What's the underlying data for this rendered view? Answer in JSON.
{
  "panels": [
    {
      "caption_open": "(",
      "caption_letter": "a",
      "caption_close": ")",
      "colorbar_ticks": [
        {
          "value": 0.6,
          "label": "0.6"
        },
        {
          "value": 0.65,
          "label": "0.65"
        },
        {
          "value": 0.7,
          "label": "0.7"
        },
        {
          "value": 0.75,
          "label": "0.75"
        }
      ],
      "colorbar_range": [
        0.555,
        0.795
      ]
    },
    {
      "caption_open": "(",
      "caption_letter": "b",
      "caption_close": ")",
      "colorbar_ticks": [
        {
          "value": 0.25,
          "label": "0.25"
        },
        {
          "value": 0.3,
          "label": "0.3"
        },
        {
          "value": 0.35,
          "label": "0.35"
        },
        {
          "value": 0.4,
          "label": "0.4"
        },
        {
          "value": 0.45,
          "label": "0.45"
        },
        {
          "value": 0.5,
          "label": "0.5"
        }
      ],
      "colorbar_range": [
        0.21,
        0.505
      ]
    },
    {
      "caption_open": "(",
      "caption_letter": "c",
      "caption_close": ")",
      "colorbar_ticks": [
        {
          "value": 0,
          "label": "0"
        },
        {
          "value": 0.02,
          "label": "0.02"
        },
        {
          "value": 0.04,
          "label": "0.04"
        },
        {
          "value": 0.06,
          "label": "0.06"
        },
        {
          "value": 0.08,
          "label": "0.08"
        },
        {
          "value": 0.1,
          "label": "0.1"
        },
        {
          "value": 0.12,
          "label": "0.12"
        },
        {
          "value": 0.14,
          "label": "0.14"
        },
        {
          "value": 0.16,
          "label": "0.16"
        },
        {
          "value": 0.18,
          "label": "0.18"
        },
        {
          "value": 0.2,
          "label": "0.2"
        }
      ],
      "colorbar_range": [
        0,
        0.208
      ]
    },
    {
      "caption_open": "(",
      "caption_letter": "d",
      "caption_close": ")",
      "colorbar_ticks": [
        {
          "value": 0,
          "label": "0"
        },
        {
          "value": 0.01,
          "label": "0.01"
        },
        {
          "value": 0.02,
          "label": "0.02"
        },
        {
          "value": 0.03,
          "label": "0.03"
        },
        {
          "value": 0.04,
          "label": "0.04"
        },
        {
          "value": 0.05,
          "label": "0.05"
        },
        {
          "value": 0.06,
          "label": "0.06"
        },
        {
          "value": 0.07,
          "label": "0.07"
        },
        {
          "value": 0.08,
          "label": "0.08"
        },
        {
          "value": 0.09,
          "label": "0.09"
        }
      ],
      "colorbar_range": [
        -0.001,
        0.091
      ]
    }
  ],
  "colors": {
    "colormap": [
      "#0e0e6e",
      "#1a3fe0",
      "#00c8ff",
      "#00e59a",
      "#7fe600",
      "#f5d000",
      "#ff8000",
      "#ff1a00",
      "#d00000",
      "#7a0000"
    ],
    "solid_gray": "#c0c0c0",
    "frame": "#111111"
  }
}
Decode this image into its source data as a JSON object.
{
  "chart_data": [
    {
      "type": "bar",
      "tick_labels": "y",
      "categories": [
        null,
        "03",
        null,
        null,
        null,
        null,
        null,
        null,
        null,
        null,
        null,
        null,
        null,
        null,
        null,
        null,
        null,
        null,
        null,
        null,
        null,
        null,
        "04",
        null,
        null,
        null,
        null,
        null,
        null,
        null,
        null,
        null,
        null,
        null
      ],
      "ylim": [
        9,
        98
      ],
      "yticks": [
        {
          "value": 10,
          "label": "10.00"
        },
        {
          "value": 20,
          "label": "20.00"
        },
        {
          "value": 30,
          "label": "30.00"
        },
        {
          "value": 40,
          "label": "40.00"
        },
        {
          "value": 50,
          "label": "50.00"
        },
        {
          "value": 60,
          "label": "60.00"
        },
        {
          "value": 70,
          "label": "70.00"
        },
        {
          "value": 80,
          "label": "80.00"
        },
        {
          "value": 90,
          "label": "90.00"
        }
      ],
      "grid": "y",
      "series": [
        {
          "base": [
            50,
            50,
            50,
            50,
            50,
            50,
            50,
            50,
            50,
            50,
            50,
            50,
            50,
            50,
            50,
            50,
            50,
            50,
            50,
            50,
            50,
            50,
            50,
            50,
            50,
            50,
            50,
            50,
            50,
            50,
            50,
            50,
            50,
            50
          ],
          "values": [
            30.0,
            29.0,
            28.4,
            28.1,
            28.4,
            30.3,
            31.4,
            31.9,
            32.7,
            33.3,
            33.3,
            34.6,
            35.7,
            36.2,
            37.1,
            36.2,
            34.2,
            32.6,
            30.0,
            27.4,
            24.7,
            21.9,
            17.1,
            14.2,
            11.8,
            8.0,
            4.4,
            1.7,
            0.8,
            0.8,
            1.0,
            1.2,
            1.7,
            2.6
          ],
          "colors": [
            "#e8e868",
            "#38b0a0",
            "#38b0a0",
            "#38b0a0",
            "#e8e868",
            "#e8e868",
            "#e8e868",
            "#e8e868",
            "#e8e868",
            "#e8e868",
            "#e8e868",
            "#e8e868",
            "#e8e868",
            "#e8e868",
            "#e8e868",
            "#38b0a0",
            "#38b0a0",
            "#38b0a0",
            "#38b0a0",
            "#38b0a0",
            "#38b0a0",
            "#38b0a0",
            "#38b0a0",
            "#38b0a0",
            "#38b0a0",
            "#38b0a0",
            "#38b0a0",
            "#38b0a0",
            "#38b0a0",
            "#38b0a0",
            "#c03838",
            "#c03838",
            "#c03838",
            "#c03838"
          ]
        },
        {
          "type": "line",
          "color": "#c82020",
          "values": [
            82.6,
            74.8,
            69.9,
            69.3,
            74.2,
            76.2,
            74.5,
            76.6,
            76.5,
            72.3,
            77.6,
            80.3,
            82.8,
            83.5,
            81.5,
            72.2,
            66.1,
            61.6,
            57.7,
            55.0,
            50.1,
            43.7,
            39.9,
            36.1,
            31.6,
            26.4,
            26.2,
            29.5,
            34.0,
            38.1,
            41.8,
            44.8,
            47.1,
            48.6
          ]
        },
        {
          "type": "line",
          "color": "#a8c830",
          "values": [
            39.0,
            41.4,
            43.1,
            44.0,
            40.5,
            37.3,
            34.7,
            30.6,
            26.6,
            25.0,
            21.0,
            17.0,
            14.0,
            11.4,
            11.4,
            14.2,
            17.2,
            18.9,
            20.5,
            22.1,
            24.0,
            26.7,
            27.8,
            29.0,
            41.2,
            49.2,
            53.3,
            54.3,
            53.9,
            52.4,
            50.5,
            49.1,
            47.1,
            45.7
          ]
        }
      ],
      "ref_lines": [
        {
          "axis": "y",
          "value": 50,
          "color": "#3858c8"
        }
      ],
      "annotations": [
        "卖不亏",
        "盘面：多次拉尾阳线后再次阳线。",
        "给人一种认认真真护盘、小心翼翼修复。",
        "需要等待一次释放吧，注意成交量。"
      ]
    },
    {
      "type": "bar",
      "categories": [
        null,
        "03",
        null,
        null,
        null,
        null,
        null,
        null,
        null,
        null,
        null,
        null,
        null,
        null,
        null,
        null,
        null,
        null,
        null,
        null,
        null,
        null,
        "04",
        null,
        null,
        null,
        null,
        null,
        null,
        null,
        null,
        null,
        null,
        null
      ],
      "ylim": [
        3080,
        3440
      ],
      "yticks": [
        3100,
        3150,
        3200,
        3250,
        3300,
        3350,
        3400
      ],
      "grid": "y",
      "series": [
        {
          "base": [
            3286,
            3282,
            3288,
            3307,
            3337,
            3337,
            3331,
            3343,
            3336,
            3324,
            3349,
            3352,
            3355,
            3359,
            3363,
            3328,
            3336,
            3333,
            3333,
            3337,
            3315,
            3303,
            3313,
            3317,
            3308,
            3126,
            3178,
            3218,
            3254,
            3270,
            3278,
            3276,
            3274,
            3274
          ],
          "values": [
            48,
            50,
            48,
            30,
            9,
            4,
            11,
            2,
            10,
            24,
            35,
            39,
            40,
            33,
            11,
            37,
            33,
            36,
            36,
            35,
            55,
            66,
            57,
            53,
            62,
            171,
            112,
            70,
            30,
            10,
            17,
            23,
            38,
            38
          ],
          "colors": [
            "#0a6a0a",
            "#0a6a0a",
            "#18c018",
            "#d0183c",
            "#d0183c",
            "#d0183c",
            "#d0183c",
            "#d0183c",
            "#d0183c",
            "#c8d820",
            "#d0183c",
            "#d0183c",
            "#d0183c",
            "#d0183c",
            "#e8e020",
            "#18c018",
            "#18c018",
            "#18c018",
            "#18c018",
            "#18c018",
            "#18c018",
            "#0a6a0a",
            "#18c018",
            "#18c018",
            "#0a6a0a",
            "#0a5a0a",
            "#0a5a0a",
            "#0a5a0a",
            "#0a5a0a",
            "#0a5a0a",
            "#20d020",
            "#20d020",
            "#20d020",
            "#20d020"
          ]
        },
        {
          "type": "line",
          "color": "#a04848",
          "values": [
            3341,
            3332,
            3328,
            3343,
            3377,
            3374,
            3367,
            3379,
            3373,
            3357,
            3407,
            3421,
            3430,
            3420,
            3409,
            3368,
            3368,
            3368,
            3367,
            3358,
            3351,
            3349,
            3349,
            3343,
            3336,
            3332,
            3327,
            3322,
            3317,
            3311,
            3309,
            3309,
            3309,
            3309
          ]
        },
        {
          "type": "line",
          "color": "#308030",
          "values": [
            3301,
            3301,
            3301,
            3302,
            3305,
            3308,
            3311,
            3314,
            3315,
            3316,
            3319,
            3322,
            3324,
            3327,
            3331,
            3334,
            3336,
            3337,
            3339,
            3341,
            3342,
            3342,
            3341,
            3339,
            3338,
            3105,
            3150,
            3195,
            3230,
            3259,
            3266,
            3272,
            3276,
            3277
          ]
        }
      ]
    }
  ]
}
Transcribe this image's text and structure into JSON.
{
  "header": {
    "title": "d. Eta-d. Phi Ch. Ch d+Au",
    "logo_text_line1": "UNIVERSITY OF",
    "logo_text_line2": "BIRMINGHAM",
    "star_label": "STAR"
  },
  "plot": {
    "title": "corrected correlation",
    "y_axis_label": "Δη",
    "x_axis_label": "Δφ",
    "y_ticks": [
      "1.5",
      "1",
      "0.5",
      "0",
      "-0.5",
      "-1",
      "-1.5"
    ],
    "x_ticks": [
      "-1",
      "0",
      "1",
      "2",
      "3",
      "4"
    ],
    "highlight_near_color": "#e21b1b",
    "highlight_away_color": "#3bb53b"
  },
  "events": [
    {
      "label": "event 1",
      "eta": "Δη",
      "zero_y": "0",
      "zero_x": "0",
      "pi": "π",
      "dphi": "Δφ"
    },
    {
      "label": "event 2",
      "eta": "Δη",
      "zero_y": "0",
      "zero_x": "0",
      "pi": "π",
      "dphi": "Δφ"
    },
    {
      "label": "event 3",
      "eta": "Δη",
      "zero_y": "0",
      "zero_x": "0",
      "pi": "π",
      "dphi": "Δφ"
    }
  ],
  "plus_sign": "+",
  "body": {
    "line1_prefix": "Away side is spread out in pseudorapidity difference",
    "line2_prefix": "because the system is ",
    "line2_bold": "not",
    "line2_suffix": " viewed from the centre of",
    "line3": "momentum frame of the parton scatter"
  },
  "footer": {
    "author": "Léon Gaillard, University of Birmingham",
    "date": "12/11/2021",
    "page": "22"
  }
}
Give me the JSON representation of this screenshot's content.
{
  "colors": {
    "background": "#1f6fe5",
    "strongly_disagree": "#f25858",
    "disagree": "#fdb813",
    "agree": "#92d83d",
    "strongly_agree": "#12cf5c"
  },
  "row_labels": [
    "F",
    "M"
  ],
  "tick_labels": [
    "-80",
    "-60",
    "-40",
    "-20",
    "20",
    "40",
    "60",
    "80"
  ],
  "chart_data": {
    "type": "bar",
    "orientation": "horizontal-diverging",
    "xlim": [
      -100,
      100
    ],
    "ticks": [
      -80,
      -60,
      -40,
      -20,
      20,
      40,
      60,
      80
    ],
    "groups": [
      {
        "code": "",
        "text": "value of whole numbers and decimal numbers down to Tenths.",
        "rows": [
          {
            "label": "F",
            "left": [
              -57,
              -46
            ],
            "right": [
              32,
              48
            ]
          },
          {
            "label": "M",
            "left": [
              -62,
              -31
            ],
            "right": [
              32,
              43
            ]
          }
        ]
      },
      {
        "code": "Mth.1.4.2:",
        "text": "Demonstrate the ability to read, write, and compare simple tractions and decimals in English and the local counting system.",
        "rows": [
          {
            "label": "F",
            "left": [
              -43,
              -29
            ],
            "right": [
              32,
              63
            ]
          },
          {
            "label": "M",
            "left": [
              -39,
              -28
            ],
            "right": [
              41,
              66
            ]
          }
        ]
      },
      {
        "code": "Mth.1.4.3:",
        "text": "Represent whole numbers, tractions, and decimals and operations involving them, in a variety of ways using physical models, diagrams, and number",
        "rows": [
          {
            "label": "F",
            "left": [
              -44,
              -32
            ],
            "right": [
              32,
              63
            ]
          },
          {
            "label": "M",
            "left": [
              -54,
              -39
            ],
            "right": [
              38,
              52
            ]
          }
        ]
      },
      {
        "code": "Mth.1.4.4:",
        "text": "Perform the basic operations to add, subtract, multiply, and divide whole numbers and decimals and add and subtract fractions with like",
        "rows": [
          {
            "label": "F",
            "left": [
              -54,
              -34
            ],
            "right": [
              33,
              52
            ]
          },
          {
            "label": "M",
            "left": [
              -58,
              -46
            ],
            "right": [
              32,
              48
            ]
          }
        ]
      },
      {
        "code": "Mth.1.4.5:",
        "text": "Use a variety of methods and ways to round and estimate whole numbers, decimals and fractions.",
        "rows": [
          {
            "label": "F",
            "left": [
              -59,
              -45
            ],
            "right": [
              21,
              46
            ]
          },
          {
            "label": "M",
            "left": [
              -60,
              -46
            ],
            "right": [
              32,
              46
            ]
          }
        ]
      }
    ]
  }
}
+--
- _SHORT EXERCISE_:
Scan the listing above for the word "into" and show each line where it is found.

- _ANSWER TO THIS EXERCISE_:
Decode this image into its source data as a JSON object.
Transcribe this image's text and structure into JSON.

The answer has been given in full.